(A run of records)
[start]
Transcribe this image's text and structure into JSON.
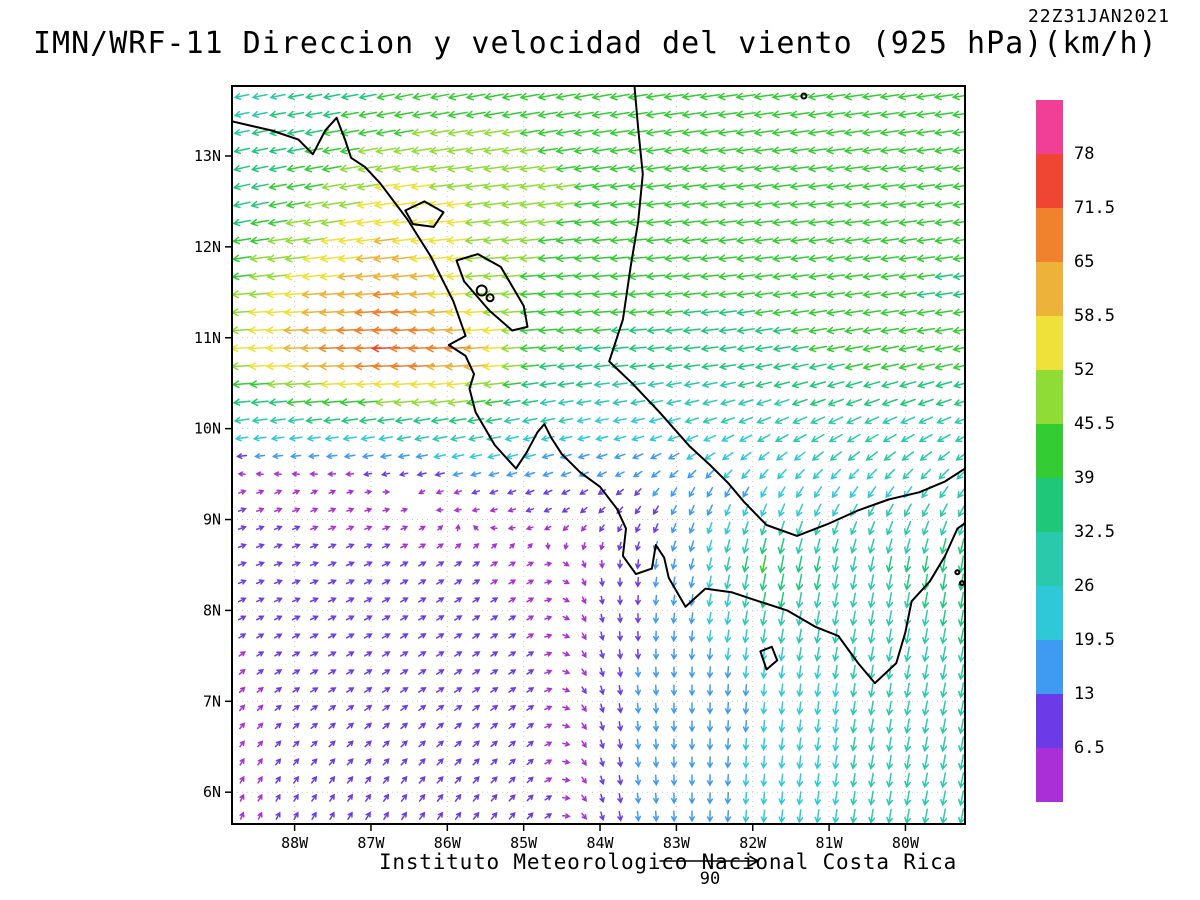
{
  "chart_data": {
    "type": "vector_field",
    "title": "IMN/WRF-11 Direccion y velocidad del viento (925 hPa)(km/h)",
    "timestamp": "22Z31JAN2021",
    "caption": "Instituto Meteorologico Nacional Costa Rica",
    "reference_vector_label": "90",
    "grid": "dotted",
    "legend_position": "right",
    "x_axis": {
      "tick_labels": [
        "88W",
        "87W",
        "86W",
        "85W",
        "84W",
        "83W",
        "82W",
        "81W",
        "80W"
      ],
      "tick_lons": [
        -88,
        -87,
        -86,
        -85,
        -84,
        -83,
        -82,
        -81,
        -80
      ],
      "range_lon": [
        -88.82,
        -79.22
      ]
    },
    "y_axis": {
      "tick_labels": [
        "13N",
        "12N",
        "11N",
        "10N",
        "9N",
        "8N",
        "7N",
        "6N"
      ],
      "tick_lats": [
        13,
        12,
        11,
        10,
        9,
        8,
        7,
        6
      ],
      "range_lat": [
        5.65,
        13.77
      ]
    },
    "colorbar": {
      "tick_values": [
        78,
        71.5,
        65,
        58.5,
        52,
        45.5,
        39,
        32.5,
        26,
        19.5,
        13,
        6.5
      ],
      "colors_top_to_bottom": [
        "#F23F96",
        "#EF4533",
        "#F0822E",
        "#EDB23A",
        "#EFE13A",
        "#8FDC36",
        "#33CC33",
        "#1EC878",
        "#2BC9AC",
        "#2EC8D9",
        "#3F9BF2",
        "#6B3BE8",
        "#AB2FD6"
      ]
    },
    "wind_grid": {
      "units": "km/h",
      "lons": [
        -88.8,
        -87.8,
        -86.8,
        -85.8,
        -84.8,
        -83.8,
        -82.8,
        -81.8,
        -80.8,
        -79.3
      ],
      "lats": [
        13.7,
        12.5,
        11.5,
        10.8,
        10.0,
        9.3,
        8.5,
        7.2,
        5.7
      ],
      "u_kmh": [
        [
          -28,
          -33,
          -38,
          -42,
          -44,
          -44,
          -44,
          -44,
          -43,
          -42
        ],
        [
          -34,
          -44,
          -55,
          -52,
          -46,
          -44,
          -43,
          -43,
          -42,
          -40
        ],
        [
          -46,
          -58,
          -66,
          -52,
          -44,
          -42,
          -40,
          -40,
          -40,
          -38
        ],
        [
          -52,
          -64,
          -74,
          -68,
          -40,
          -36,
          -35,
          -36,
          -40,
          -40
        ],
        [
          -26,
          -28,
          -30,
          -32,
          -26,
          -22,
          -24,
          -26,
          -28,
          -26
        ],
        [
          6,
          4,
          2,
          -6,
          -10,
          -8,
          -8,
          -10,
          -14,
          -16
        ],
        [
          8,
          8,
          8,
          6,
          4,
          0,
          -4,
          -8,
          -6,
          -6
        ],
        [
          4,
          7,
          8,
          8,
          6,
          2,
          0,
          -2,
          -4,
          -6
        ],
        [
          2,
          4,
          5,
          6,
          6,
          2,
          0,
          -2,
          -4,
          -6
        ]
      ],
      "v_kmh": [
        [
          -6,
          -6,
          -8,
          -8,
          -8,
          -8,
          -6,
          -6,
          -6,
          -6
        ],
        [
          -8,
          -8,
          -8,
          -6,
          -6,
          -5,
          -5,
          -5,
          -5,
          -5
        ],
        [
          -4,
          -5,
          -6,
          -4,
          -3,
          -3,
          -4,
          -5,
          -5,
          -5
        ],
        [
          -2,
          -2,
          -3,
          -5,
          -4,
          -3,
          -4,
          -6,
          -8,
          -8
        ],
        [
          -4,
          -4,
          -5,
          -6,
          -6,
          -5,
          -8,
          -12,
          -14,
          -12
        ],
        [
          2,
          2,
          0,
          -2,
          -4,
          -6,
          -14,
          -18,
          -20,
          -22
        ],
        [
          3,
          3,
          4,
          4,
          2,
          -8,
          -18,
          -40,
          -30,
          -36
        ],
        [
          4,
          4,
          5,
          5,
          4,
          -12,
          -16,
          -20,
          -26,
          -30
        ],
        [
          5,
          7,
          8,
          8,
          6,
          -12,
          -16,
          -22,
          -26,
          -30
        ]
      ]
    }
  }
}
[end]
Task directions: Return the listing above word for word, with the pictures removed.

The output:
Transcribe this image's text and structure into JSON.
{
  "chart_data": {
    "type": "vector_field",
    "title": "IMN/WRF-11 Direccion y velocidad del viento (925 hPa)(km/h)",
    "timestamp": "22Z31JAN2021",
    "caption": "Instituto Meteorologico Nacional Costa Rica",
    "reference_vector_label": "90",
    "grid": "dotted",
    "legend_position": "right",
    "x_axis": {
      "tick_labels": [
        "88W",
        "87W",
        "86W",
        "85W",
        "84W",
        "83W",
        "82W",
        "81W",
        "80W"
      ],
      "tick_lons": [
        -88,
        -87,
        -86,
        -85,
        -84,
        -83,
        -82,
        -81,
        -80
      ],
      "range_lon": [
        -88.82,
        -79.22
      ]
    },
    "y_axis": {
      "tick_labels": [
        "13N",
        "12N",
        "11N",
        "10N",
        "9N",
        "8N",
        "7N",
        "6N"
      ],
      "tick_lats": [
        13,
        12,
        11,
        10,
        9,
        8,
        7,
        6
      ],
      "range_lat": [
        5.65,
        13.77
      ]
    },
    "colorbar": {
      "tick_values": [
        78,
        71.5,
        65,
        58.5,
        52,
        45.5,
        39,
        32.5,
        26,
        19.5,
        13,
        6.5
      ],
      "colors_top_to_bottom": [
        "#F23F96",
        "#EF4533",
        "#F0822E",
        "#EDB23A",
        "#EFE13A",
        "#8FDC36",
        "#33CC33",
        "#1EC878",
        "#2BC9AC",
        "#2EC8D9",
        "#3F9BF2",
        "#6B3BE8",
        "#AB2FD6"
      ]
    },
    "wind_grid": {
      "units": "km/h",
      "lons": [
        -88.8,
        -87.8,
        -86.8,
        -85.8,
        -84.8,
        -83.8,
        -82.8,
        -81.8,
        -80.8,
        -79.3
      ],
      "lats": [
        13.7,
        12.5,
        11.5,
        10.8,
        10.0,
        9.3,
        8.5,
        7.2,
        5.7
      ],
      "u_kmh": [
        [
          -28,
          -33,
          -38,
          -42,
          -44,
          -44,
          -44,
          -44,
          -43,
          -42
        ],
        [
          -34,
          -44,
          -55,
          -52,
          -46,
          -44,
          -43,
          -43,
          -42,
          -40
        ],
        [
          -46,
          -58,
          -66,
          -52,
          -44,
          -42,
          -40,
          -40,
          -40,
          -38
        ],
        [
          -52,
          -64,
          -74,
          -68,
          -40,
          -36,
          -35,
          -36,
          -40,
          -40
        ],
        [
          -26,
          -28,
          -30,
          -32,
          -26,
          -22,
          -24,
          -26,
          -28,
          -26
        ],
        [
          6,
          4,
          2,
          -6,
          -10,
          -8,
          -8,
          -10,
          -14,
          -16
        ],
        [
          8,
          8,
          8,
          6,
          4,
          0,
          -4,
          -8,
          -6,
          -6
        ],
        [
          4,
          7,
          8,
          8,
          6,
          2,
          0,
          -2,
          -4,
          -6
        ],
        [
          2,
          4,
          5,
          6,
          6,
          2,
          0,
          -2,
          -4,
          -6
        ]
      ],
      "v_kmh": [
        [
          -6,
          -6,
          -8,
          -8,
          -8,
          -8,
          -6,
          -6,
          -6,
          -6
        ],
        [
          -8,
          -8,
          -8,
          -6,
          -6,
          -5,
          -5,
          -5,
          -5,
          -5
        ],
        [
          -4,
          -5,
          -6,
          -4,
          -3,
          -3,
          -4,
          -5,
          -5,
          -5
        ],
        [
          -2,
          -2,
          -3,
          -5,
          -4,
          -3,
          -4,
          -6,
          -8,
          -8
        ],
        [
          -4,
          -4,
          -5,
          -6,
          -6,
          -5,
          -8,
          -12,
          -14,
          -12
        ],
        [
          2,
          2,
          0,
          -2,
          -4,
          -6,
          -14,
          -18,
          -20,
          -22
        ],
        [
          3,
          3,
          4,
          4,
          2,
          -8,
          -18,
          -40,
          -30,
          -36
        ],
        [
          4,
          4,
          5,
          5,
          4,
          -12,
          -16,
          -20,
          -26,
          -30
        ],
        [
          5,
          7,
          8,
          8,
          6,
          -12,
          -16,
          -22,
          -26,
          -30
        ]
      ]
    }
  }
}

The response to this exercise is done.